-- What to produce --
Show each line from the listing that includes the word "schedule".

-- Material for the task --
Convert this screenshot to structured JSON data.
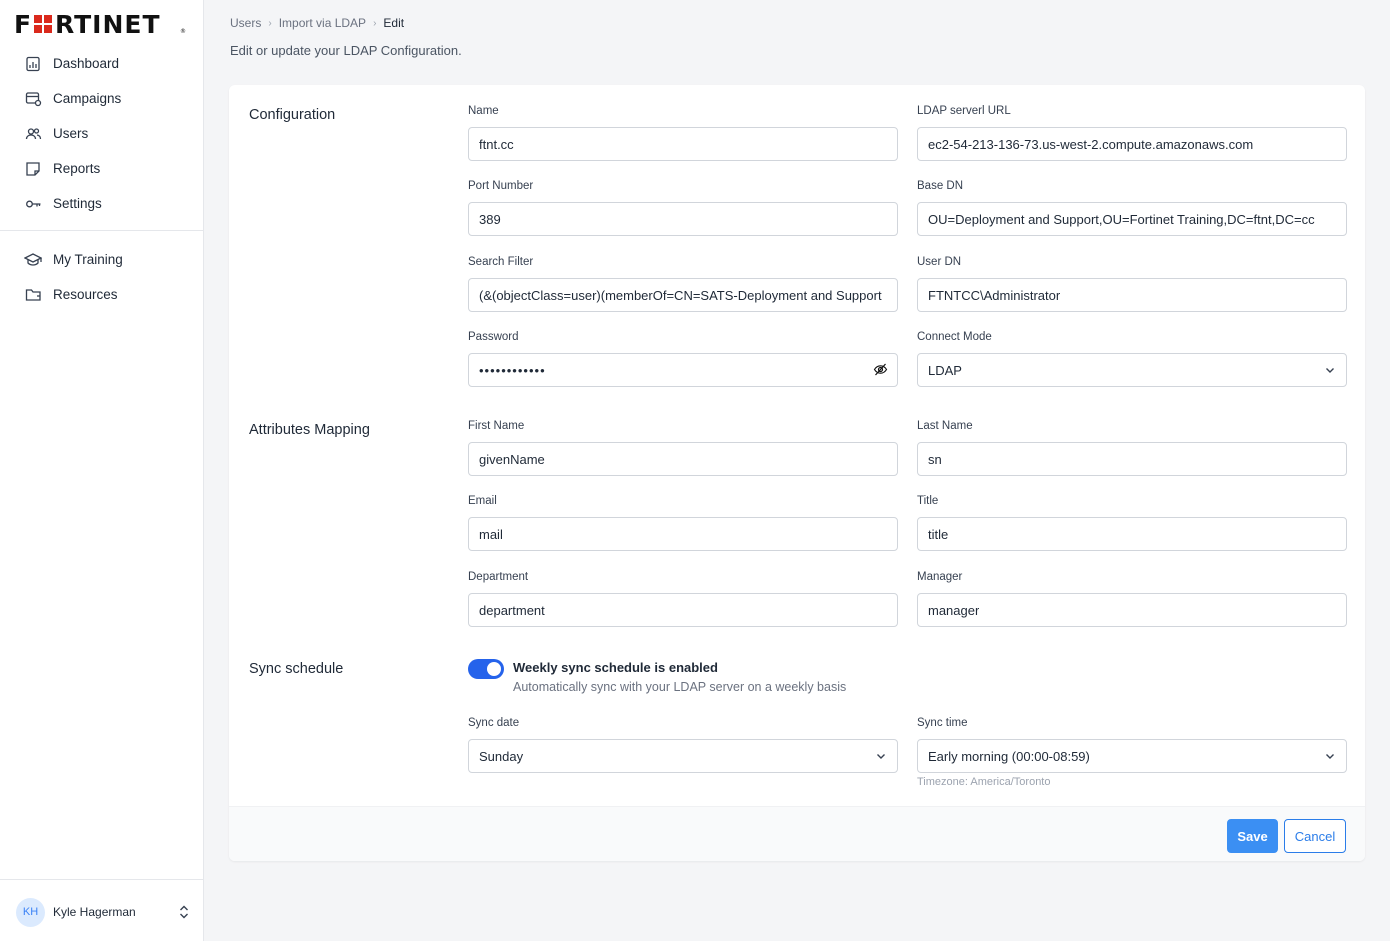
{
  "brand": {
    "logo_text": "F RTINET",
    "accent": "#3b8ff3",
    "logo_red": "#da291c"
  },
  "sidebar": {
    "primary": [
      {
        "label": "Dashboard",
        "icon": "dashboard-icon"
      },
      {
        "label": "Campaigns",
        "icon": "campaigns-icon"
      },
      {
        "label": "Users",
        "icon": "users-icon"
      },
      {
        "label": "Reports",
        "icon": "reports-icon"
      },
      {
        "label": "Settings",
        "icon": "settings-icon"
      }
    ],
    "secondary": [
      {
        "label": "My Training",
        "icon": "graduation-cap-icon"
      },
      {
        "label": "Resources",
        "icon": "folder-icon"
      }
    ],
    "user": {
      "initials": "KH",
      "name": "Kyle Hagerman"
    }
  },
  "breadcrumb": {
    "items": [
      "Users",
      "Import via LDAP"
    ],
    "current": "Edit"
  },
  "subtitle": "Edit or update your LDAP Configuration.",
  "sections": {
    "configuration": "Configuration",
    "attributes": "Attributes Mapping",
    "sync": "Sync schedule"
  },
  "config": {
    "name": {
      "label": "Name",
      "value": "ftnt.cc"
    },
    "ldap_url": {
      "label": "LDAP serverl URL",
      "value": "ec2-54-213-136-73.us-west-2.compute.amazonaws.com"
    },
    "port": {
      "label": "Port Number",
      "value": "389"
    },
    "base_dn": {
      "label": "Base DN",
      "value": "OU=Deployment and Support,OU=Fortinet Training,DC=ftnt,DC=cc"
    },
    "search_filter": {
      "label": "Search Filter",
      "value": "(&(objectClass=user)(memberOf=CN=SATS-Deployment and Support"
    },
    "user_dn": {
      "label": "User DN",
      "value": "FTNTCC\\Administrator"
    },
    "password": {
      "label": "Password",
      "value": "••••••••••••"
    },
    "connect_mode": {
      "label": "Connect Mode",
      "value": "LDAP"
    }
  },
  "attributes": {
    "first_name": {
      "label": "First Name",
      "value": "givenName"
    },
    "last_name": {
      "label": "Last Name",
      "value": "sn"
    },
    "email": {
      "label": "Email",
      "value": "mail"
    },
    "title": {
      "label": "Title",
      "value": "title"
    },
    "department": {
      "label": "Department",
      "value": "department"
    },
    "manager": {
      "label": "Manager",
      "value": "manager"
    }
  },
  "sync": {
    "toggle_title": "Weekly sync schedule is enabled",
    "toggle_desc": "Automatically sync with your LDAP server on a weekly basis",
    "enabled": true,
    "sync_date": {
      "label": "Sync date",
      "value": "Sunday"
    },
    "sync_time": {
      "label": "Sync time",
      "value": "Early morning (00:00-08:59)"
    },
    "timezone": "Timezone: America/Toronto"
  },
  "footer": {
    "save_label": "Save",
    "cancel_label": "Cancel"
  }
}
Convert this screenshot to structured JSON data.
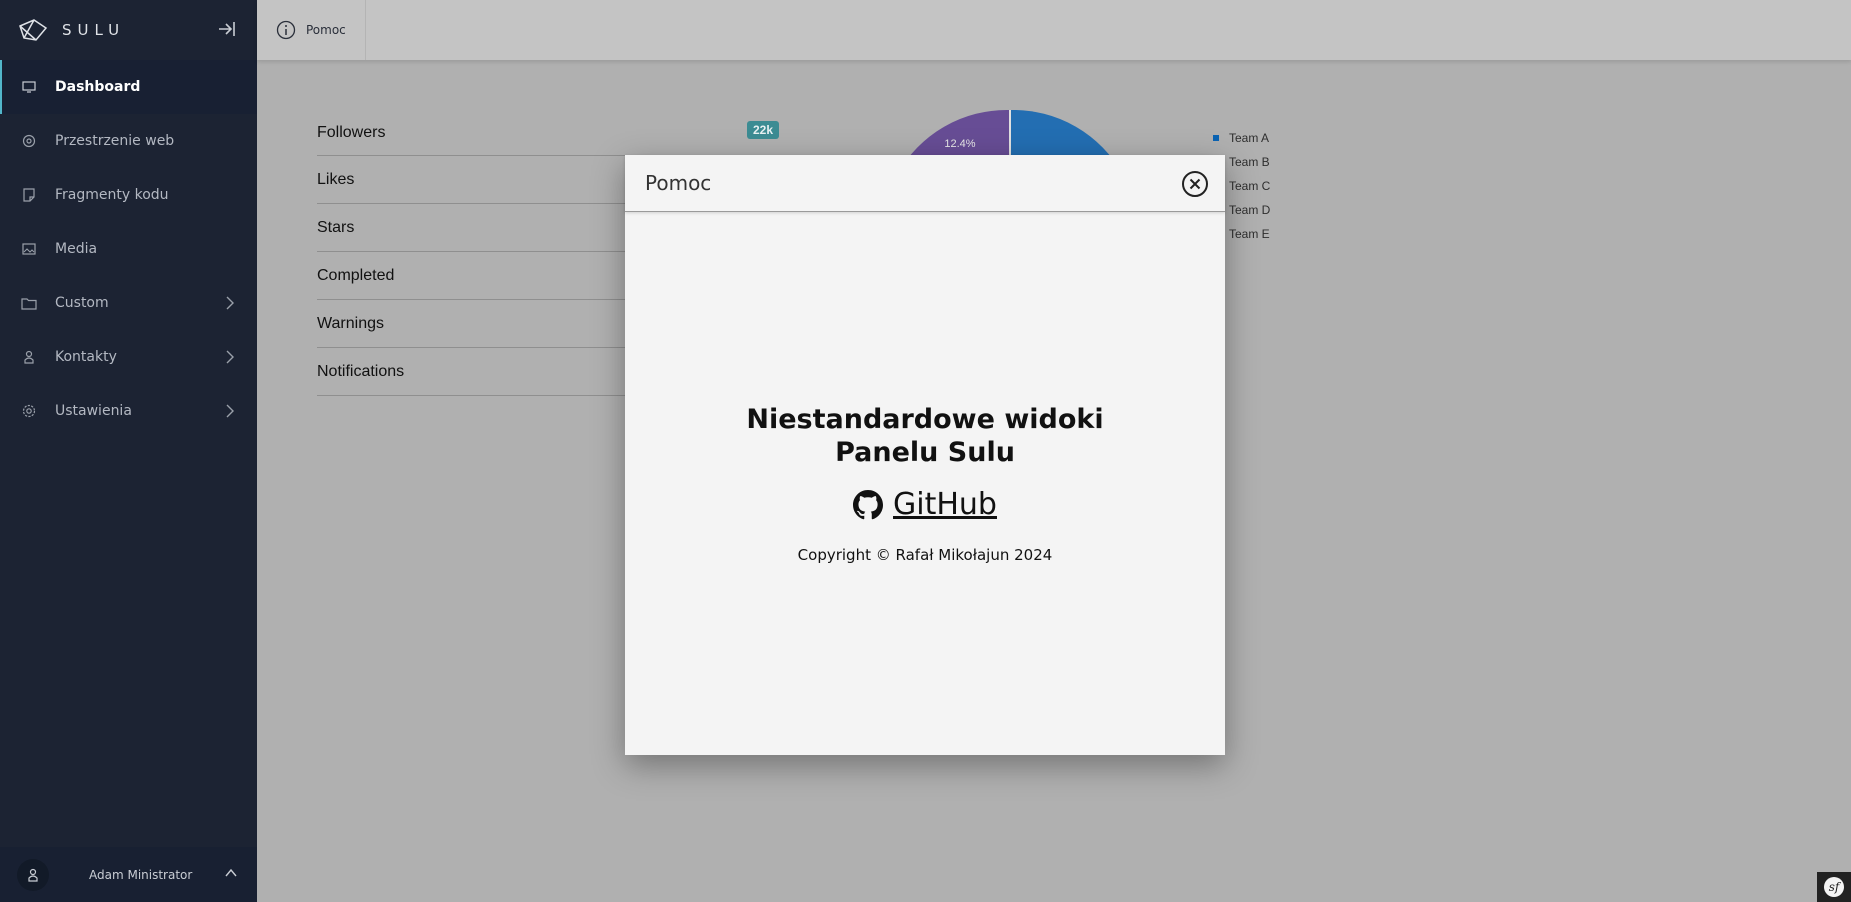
{
  "app": {
    "logo_text": "SULU"
  },
  "sidebar": {
    "items": [
      {
        "label": "Dashboard",
        "icon": "monitor-icon",
        "active": true
      },
      {
        "label": "Przestrzenie web",
        "icon": "globe-icon"
      },
      {
        "label": "Fragmenty kodu",
        "icon": "note-icon"
      },
      {
        "label": "Media",
        "icon": "image-icon"
      },
      {
        "label": "Custom",
        "icon": "folder-icon",
        "has_children": true
      },
      {
        "label": "Kontakty",
        "icon": "person-icon",
        "has_children": true
      },
      {
        "label": "Ustawienia",
        "icon": "gear-icon",
        "has_children": true
      }
    ],
    "user": {
      "name": "Adam Ministrator"
    }
  },
  "topbar": {
    "help_label": "Pomoc"
  },
  "dashboard": {
    "stats": [
      {
        "label": "Followers",
        "badge": "22k"
      },
      {
        "label": "Likes"
      },
      {
        "label": "Stars"
      },
      {
        "label": "Completed"
      },
      {
        "label": "Warnings"
      },
      {
        "label": "Notifications"
      }
    ]
  },
  "chart_data": {
    "type": "pie",
    "series": [
      {
        "name": "Team A",
        "color": "#0a63b3"
      },
      {
        "name": "Team B",
        "color": "#1a9e5c"
      },
      {
        "name": "Team C",
        "color": "#c9a227"
      },
      {
        "name": "Team D",
        "color": "#c0392b"
      },
      {
        "name": "Team E",
        "color": "#5b3c91"
      }
    ],
    "visible_labels": [
      "12.4%"
    ],
    "legend": "right"
  },
  "modal": {
    "title": "Pomoc",
    "heading": "Niestandardowe widoki Panelu Sulu",
    "link_label": "GitHub",
    "copyright": "Copyright © Rafał Mikołajun 2024"
  },
  "colors": {
    "sidebar_bg": "#1c2333",
    "accent": "#52b6ca",
    "overlay_bg": "#b0b0b0"
  }
}
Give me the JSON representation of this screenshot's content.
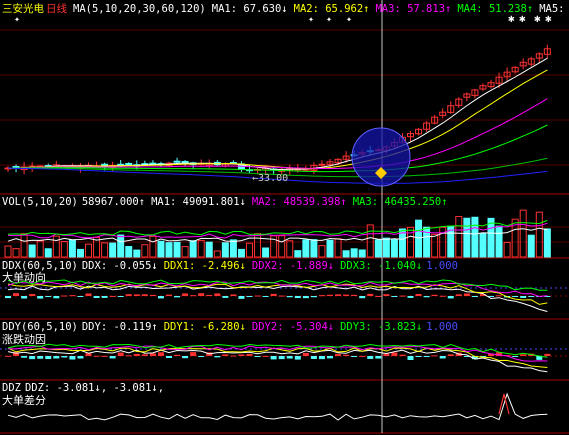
{
  "main": {
    "stock_name": "三安光电",
    "period": "日线",
    "ma_label": "MA(5,10,20,30,60,120)",
    "ma1": "MA1: 67.630↓",
    "ma2": "MA2: 65.962↑",
    "ma3": "MA3: 57.813↑",
    "ma4": "MA4: 51.238↑",
    "ma5": "MA5:",
    "low_price": "33.00",
    "colors": {
      "ma1": "#ffffff",
      "ma2": "#ffff00",
      "ma3": "#ff00ff",
      "ma4": "#00ff00",
      "ma5": "#ffffff",
      "up": "#ff3232",
      "down": "#54ffff"
    }
  },
  "vol": {
    "label": "VOL(5,10,20)",
    "value": "58967.000↑",
    "ma1": "MA1: 49091.801↓",
    "ma2": "MA2: 48539.398↑",
    "ma3": "MA3: 46435.250↑"
  },
  "ddx": {
    "label": "DDX(60,5,10)",
    "ddx": "DDX: -0.055↓",
    "ddx1": "DDX1: -2.496↓",
    "ddx2": "DDX2: -1.889↓",
    "ddx3": "DDX3: -1.040↓",
    "ref": "1.000",
    "title": "大单动向"
  },
  "ddy": {
    "label": "DDY(60,5,10)",
    "ddy": "DDY: -0.119↑",
    "ddy1": "DDY1: -6.280↓",
    "ddy2": "DDY2: -5.304↓",
    "ddy3": "DDY3: -3.823↓",
    "ref": "1.000",
    "title": "涨跌动因"
  },
  "ddz": {
    "label": "DDZ",
    "ddz": "DDZ: -3.081↓, -3.081↓,",
    "title": "大单差分"
  }
}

-- Finished answer --
    "sync": "Sync schedule"
    "toggle_title": "Weekly sync schedule is enabled",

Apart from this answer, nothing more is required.